| Entries supplied |
————————

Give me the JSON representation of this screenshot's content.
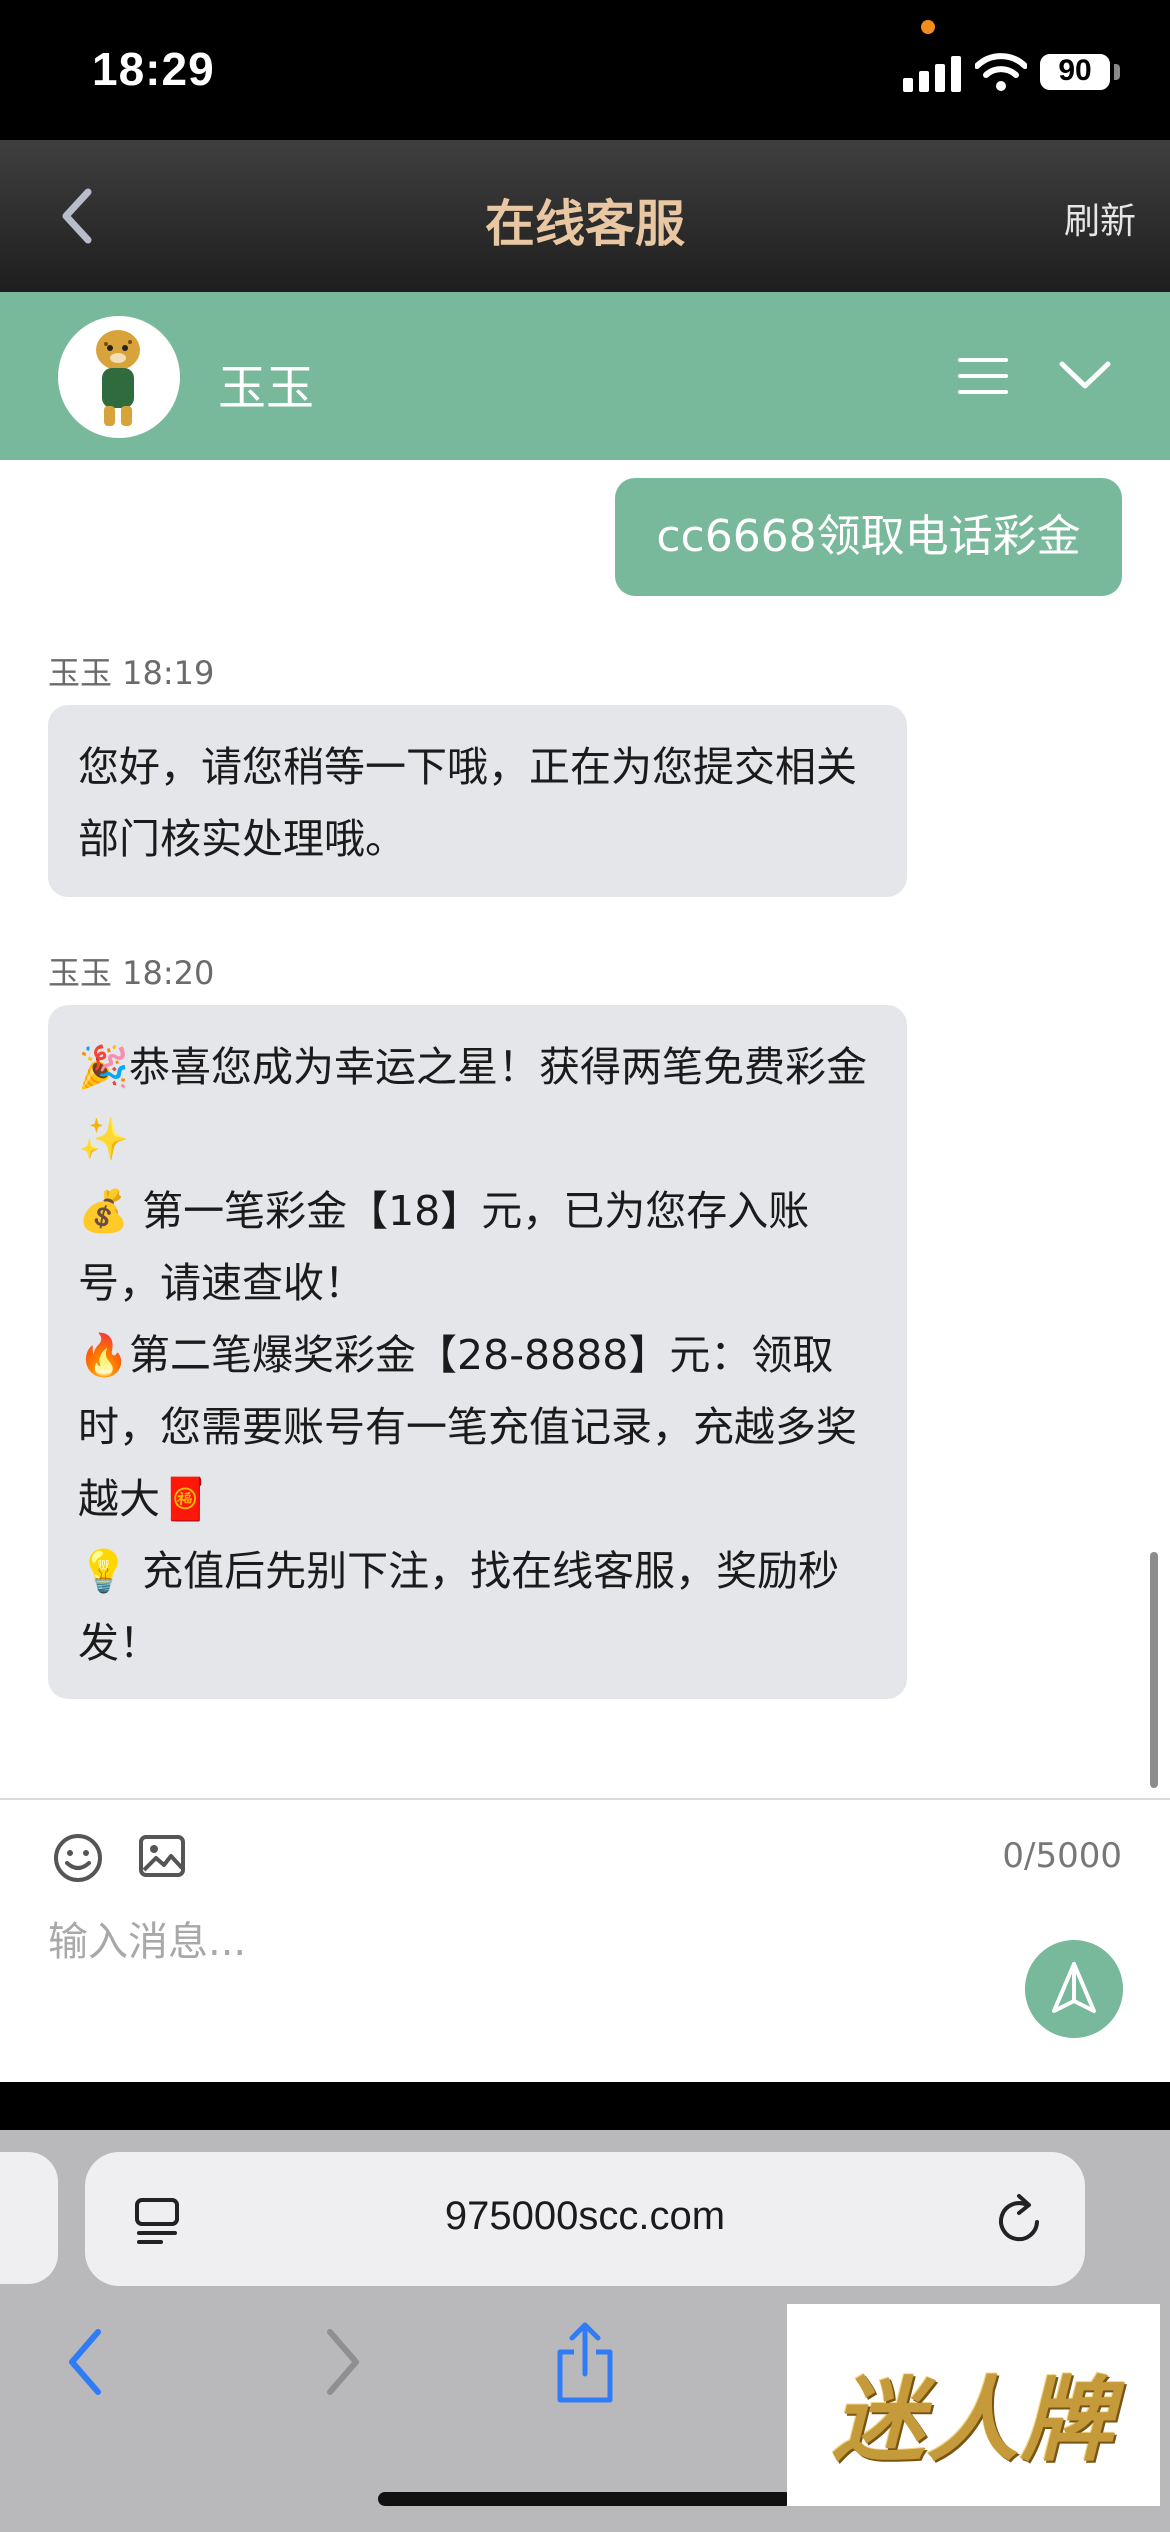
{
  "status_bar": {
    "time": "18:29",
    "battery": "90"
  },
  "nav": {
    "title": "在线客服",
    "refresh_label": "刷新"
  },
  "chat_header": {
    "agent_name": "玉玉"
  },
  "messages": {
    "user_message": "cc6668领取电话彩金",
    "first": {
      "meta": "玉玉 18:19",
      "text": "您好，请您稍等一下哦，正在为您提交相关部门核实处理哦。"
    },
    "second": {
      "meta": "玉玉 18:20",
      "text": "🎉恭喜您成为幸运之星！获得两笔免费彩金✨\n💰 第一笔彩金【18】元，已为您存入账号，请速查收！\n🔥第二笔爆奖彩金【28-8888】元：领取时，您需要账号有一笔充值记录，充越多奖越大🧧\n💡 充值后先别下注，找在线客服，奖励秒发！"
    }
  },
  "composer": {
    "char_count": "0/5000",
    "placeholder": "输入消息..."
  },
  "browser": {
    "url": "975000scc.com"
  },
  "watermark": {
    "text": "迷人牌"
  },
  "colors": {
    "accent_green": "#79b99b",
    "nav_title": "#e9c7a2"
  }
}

————————

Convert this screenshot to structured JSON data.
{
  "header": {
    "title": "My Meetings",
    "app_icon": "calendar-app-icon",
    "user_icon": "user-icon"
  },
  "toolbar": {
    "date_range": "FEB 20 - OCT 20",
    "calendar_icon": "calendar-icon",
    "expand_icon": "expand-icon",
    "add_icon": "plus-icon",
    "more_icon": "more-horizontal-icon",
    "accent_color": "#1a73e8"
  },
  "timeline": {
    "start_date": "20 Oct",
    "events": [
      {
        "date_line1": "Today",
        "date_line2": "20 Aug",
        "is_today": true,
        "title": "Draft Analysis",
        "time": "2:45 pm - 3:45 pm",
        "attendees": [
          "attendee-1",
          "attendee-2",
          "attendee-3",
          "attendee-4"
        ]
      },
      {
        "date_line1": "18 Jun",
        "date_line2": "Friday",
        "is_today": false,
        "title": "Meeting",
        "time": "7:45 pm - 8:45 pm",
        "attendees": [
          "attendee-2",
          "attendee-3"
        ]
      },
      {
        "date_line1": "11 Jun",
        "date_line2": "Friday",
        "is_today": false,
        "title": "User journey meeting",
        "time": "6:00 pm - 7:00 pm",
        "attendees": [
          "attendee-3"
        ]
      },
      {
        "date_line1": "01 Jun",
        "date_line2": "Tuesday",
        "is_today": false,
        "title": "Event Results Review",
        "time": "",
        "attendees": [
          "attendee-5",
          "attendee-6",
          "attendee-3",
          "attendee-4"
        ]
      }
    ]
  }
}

————————

| Short problem |
Search the records for the word "calendar", then list every line that has it.

| Solution |
    "app_icon": "calendar-app-icon",
    "calendar_icon": "calendar-icon",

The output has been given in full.